• _DIRECTIVE_
Write the data out again, character for character, with no images.

• _EXERCISE INPUTS_
^^^^

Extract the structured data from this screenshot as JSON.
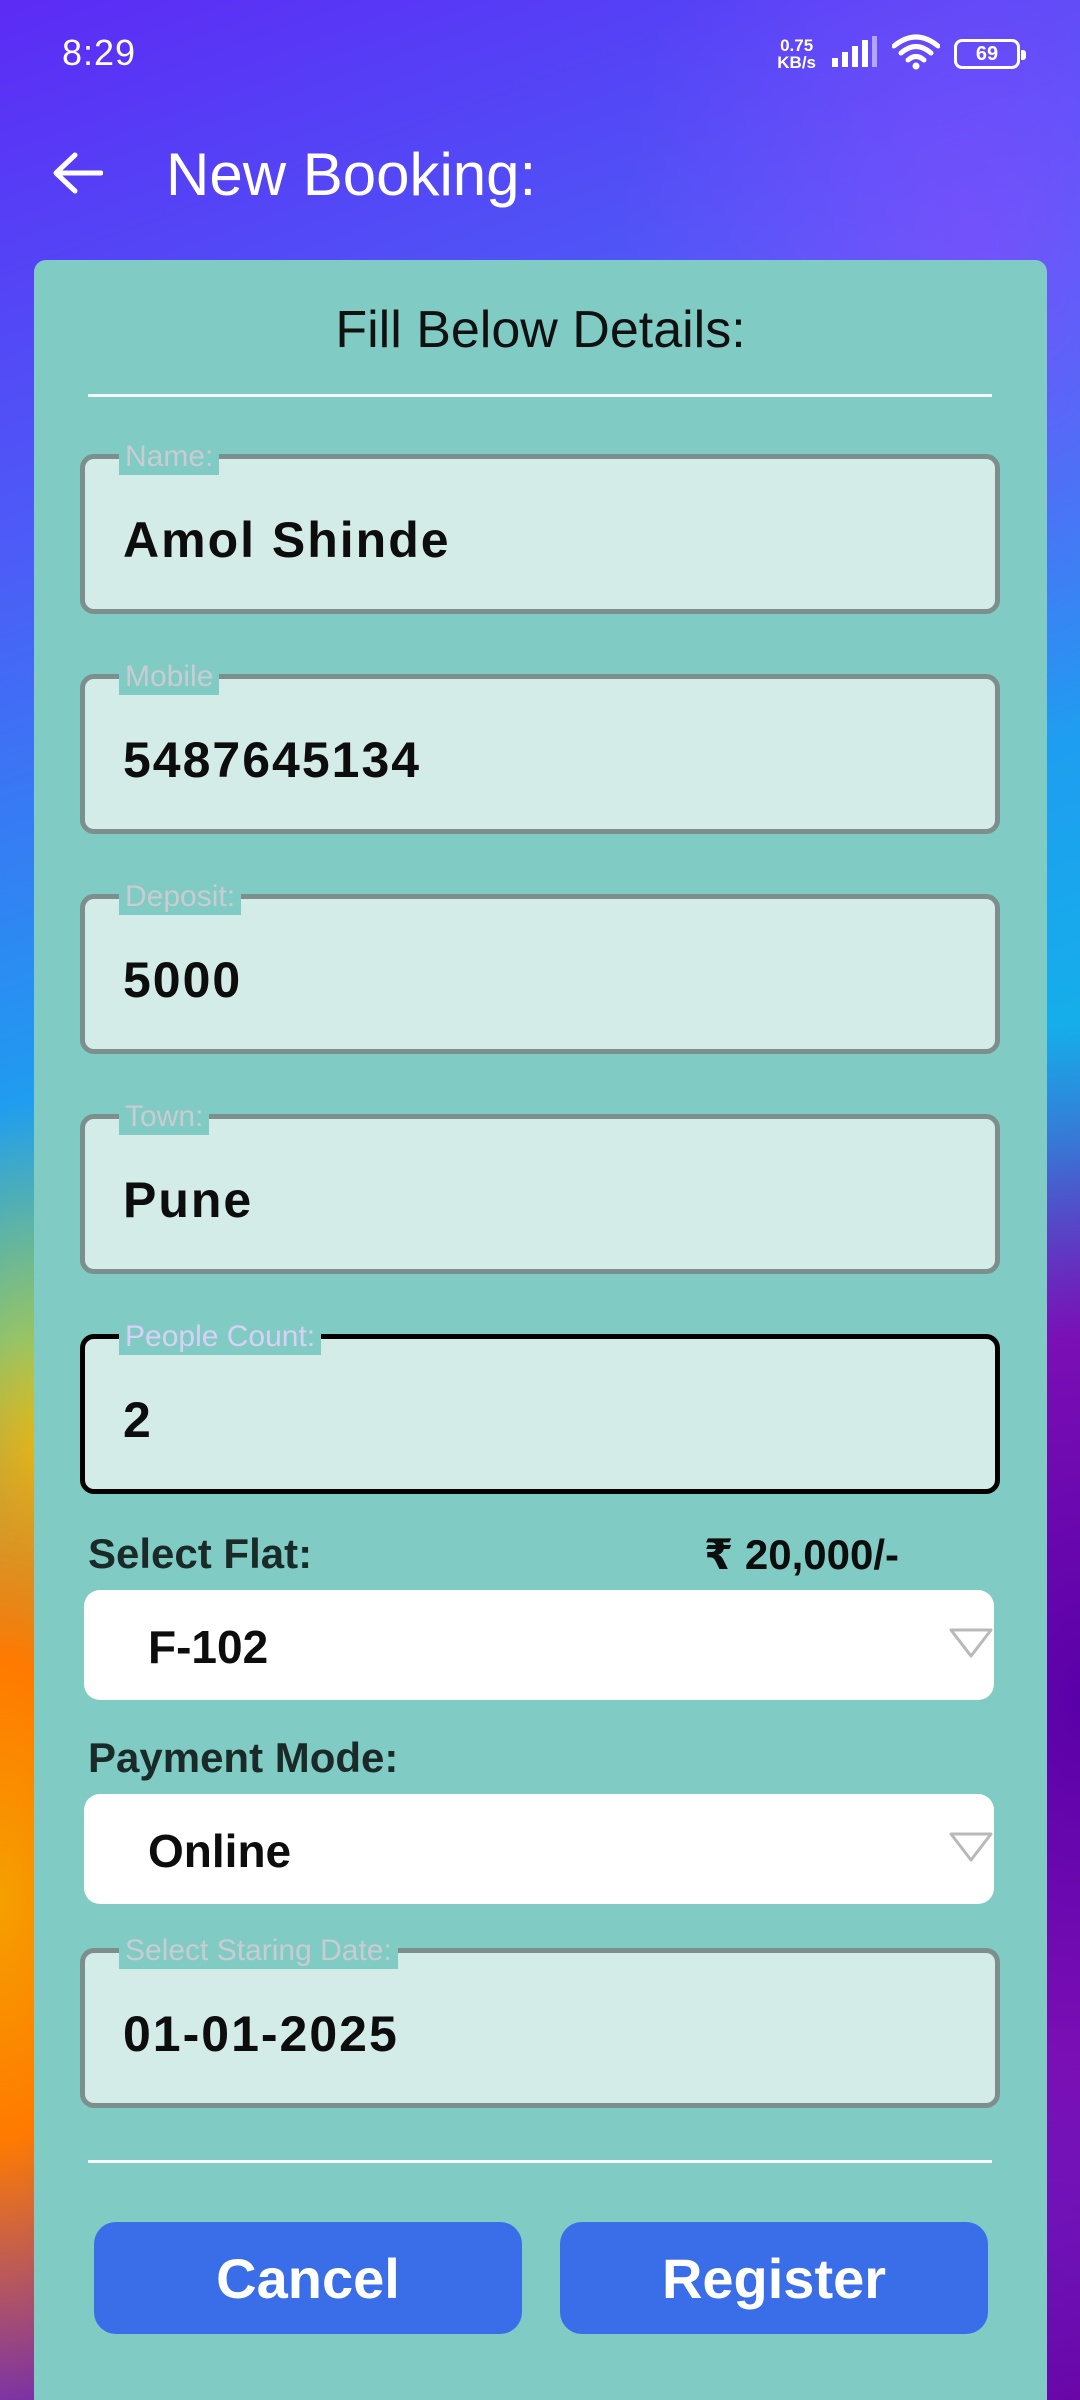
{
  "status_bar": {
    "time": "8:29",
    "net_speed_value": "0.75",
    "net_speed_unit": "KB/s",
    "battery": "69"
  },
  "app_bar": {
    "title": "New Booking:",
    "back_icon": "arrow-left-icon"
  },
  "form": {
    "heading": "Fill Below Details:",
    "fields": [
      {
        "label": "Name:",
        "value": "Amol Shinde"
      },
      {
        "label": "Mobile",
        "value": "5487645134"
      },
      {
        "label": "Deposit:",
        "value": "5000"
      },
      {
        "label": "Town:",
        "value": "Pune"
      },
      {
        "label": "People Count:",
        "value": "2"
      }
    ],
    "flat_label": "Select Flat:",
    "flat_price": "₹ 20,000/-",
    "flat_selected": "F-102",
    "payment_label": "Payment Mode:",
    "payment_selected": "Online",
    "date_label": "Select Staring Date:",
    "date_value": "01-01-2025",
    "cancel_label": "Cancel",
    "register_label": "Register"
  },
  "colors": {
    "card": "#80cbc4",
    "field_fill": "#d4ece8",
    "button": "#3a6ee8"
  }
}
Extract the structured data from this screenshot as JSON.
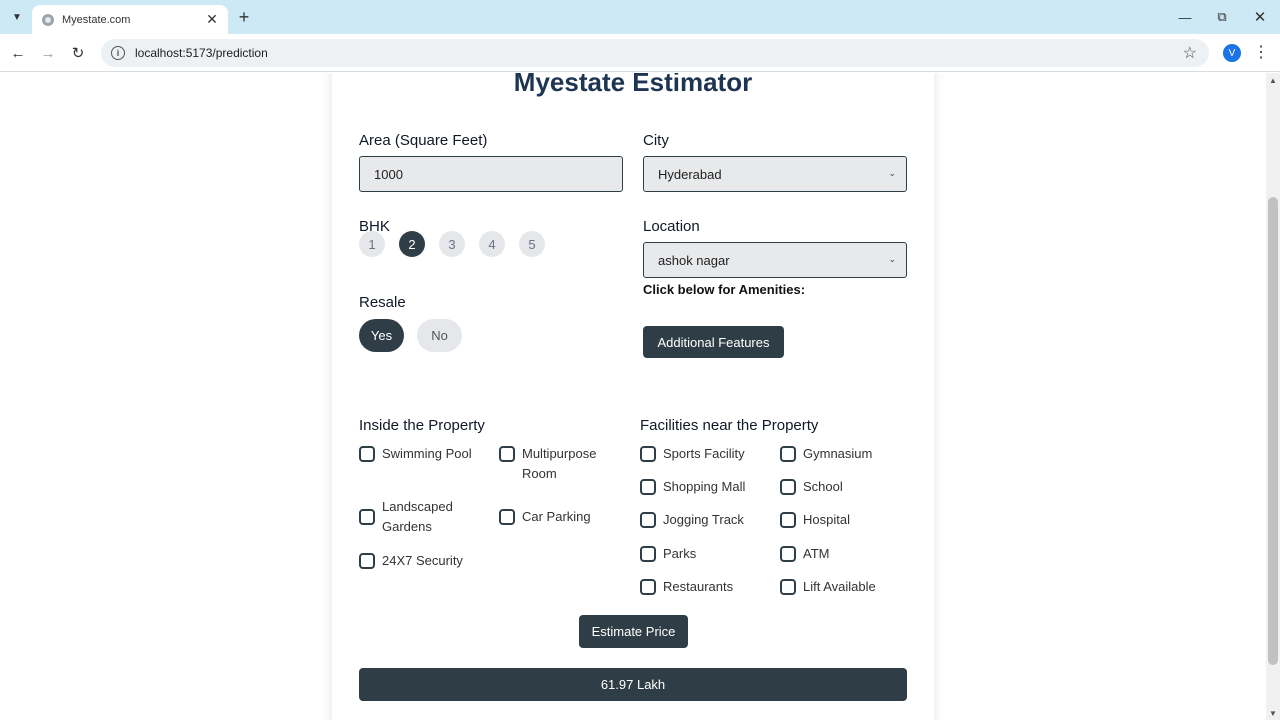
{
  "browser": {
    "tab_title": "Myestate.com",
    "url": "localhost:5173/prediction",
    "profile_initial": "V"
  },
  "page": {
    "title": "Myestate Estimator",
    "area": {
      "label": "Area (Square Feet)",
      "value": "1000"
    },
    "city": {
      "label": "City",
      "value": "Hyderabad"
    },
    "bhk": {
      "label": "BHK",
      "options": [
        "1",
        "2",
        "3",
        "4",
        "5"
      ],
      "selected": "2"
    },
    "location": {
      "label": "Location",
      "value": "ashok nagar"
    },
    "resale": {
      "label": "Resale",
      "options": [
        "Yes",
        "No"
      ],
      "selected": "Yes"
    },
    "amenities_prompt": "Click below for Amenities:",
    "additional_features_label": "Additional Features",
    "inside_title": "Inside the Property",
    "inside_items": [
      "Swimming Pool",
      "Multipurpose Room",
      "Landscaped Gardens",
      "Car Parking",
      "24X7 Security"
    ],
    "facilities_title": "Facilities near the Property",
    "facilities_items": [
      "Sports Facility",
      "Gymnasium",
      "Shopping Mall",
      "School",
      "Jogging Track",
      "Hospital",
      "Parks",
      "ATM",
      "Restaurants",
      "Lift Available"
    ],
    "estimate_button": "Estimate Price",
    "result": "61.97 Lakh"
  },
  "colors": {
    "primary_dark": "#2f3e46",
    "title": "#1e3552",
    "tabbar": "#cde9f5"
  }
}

^^^^

• _RESPONSE_
Extract the structured data from this screenshot as JSON.
{
  "status_bar": {
    "time": "8:29",
    "net_speed_value": "0.75",
    "net_speed_unit": "KB/s",
    "battery": "69"
  },
  "app_bar": {
    "title": "New Booking:",
    "back_icon": "arrow-left-icon"
  },
  "form": {
    "heading": "Fill Below Details:",
    "fields": [
      {
        "label": "Name:",
        "value": "Amol Shinde"
      },
      {
        "label": "Mobile",
        "value": "5487645134"
      },
      {
        "label": "Deposit:",
        "value": "5000"
      },
      {
        "label": "Town:",
        "value": "Pune"
      },
      {
        "label": "People Count:",
        "value": "2"
      }
    ],
    "flat_label": "Select Flat:",
    "flat_price": "₹ 20,000/-",
    "flat_selected": "F-102",
    "payment_label": "Payment Mode:",
    "payment_selected": "Online",
    "date_label": "Select Staring Date:",
    "date_value": "01-01-2025",
    "cancel_label": "Cancel",
    "register_label": "Register"
  },
  "colors": {
    "card": "#80cbc4",
    "field_fill": "#d4ece8",
    "button": "#3a6ee8"
  }
}
Extract the structured data from this screenshot as JSON.
{
  "browser": {
    "tab_title": "Myestate.com",
    "url": "localhost:5173/prediction",
    "profile_initial": "V"
  },
  "page": {
    "title": "Myestate Estimator",
    "area": {
      "label": "Area (Square Feet)",
      "value": "1000"
    },
    "city": {
      "label": "City",
      "value": "Hyderabad"
    },
    "bhk": {
      "label": "BHK",
      "options": [
        "1",
        "2",
        "3",
        "4",
        "5"
      ],
      "selected": "2"
    },
    "location": {
      "label": "Location",
      "value": "ashok nagar"
    },
    "resale": {
      "label": "Resale",
      "options": [
        "Yes",
        "No"
      ],
      "selected": "Yes"
    },
    "amenities_prompt": "Click below for Amenities:",
    "additional_features_label": "Additional Features",
    "inside_title": "Inside the Property",
    "inside_items": [
      "Swimming Pool",
      "Multipurpose Room",
      "Landscaped Gardens",
      "Car Parking",
      "24X7 Security"
    ],
    "facilities_title": "Facilities near the Property",
    "facilities_items": [
      "Sports Facility",
      "Gymnasium",
      "Shopping Mall",
      "School",
      "Jogging Track",
      "Hospital",
      "Parks",
      "ATM",
      "Restaurants",
      "Lift Available"
    ],
    "estimate_button": "Estimate Price",
    "result": "61.97 Lakh"
  },
  "colors": {
    "primary_dark": "#2f3e46",
    "title": "#1e3552",
    "tabbar": "#cde9f5"
  }
}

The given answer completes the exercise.